▸ INFORMATION SUPPLIED
- - -

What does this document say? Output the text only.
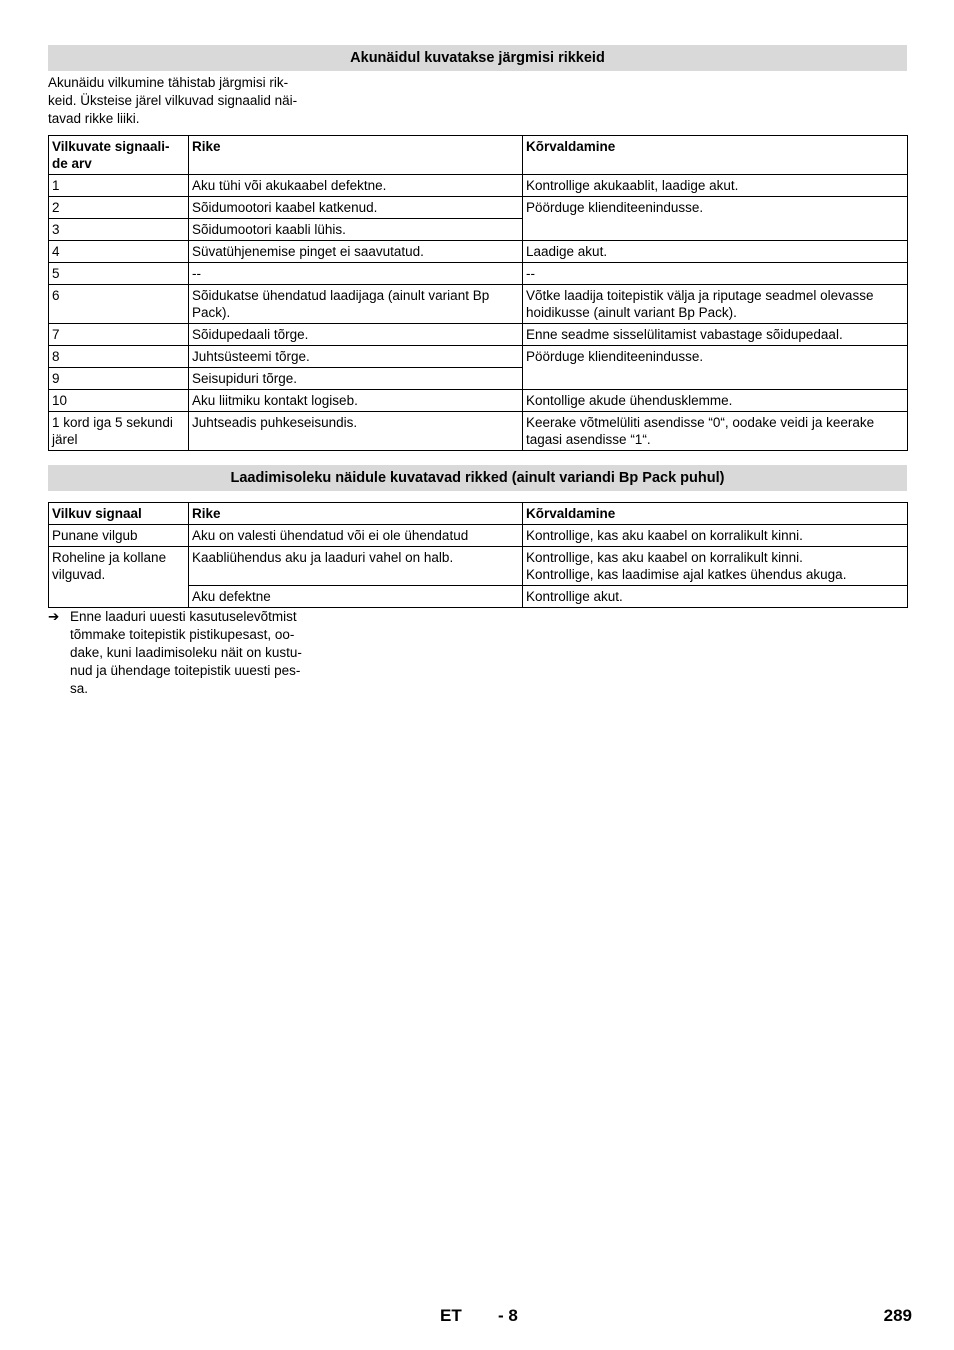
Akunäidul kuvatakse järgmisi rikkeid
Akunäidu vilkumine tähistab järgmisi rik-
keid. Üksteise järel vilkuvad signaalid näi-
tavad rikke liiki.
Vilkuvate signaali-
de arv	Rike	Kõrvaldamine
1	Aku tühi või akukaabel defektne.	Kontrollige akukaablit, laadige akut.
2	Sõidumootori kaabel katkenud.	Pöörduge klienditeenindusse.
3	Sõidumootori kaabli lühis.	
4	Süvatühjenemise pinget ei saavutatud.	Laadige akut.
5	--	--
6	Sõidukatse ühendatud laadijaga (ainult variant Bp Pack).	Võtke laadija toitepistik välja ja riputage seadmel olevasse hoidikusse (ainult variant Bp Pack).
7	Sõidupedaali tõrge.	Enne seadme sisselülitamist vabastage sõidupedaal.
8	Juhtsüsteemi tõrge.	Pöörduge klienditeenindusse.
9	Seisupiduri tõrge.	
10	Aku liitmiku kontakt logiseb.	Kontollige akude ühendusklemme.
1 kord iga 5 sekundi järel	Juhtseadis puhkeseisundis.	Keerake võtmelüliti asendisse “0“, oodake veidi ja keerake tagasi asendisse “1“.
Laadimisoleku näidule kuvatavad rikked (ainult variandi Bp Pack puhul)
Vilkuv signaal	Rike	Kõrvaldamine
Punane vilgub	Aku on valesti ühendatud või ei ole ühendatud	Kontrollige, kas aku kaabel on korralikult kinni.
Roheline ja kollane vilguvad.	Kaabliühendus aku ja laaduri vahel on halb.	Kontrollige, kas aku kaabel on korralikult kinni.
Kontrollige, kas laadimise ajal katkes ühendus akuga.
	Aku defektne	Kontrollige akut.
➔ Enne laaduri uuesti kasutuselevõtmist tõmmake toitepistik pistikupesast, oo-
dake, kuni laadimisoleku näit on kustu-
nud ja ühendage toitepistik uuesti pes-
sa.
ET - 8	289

- - -

▸ WHAT YOU WILL DO
Whichever lines contain the string "Enne", select and copy them.

▸ FULL RESPONSE
7	Sõidupedaali tõrge.	Enne seadme sisselülitamist vabastage sõidupedaal.
➔ Enne laaduri uuesti kasutuselevõtmist tõmmake toitepistik pistikupesast, oo-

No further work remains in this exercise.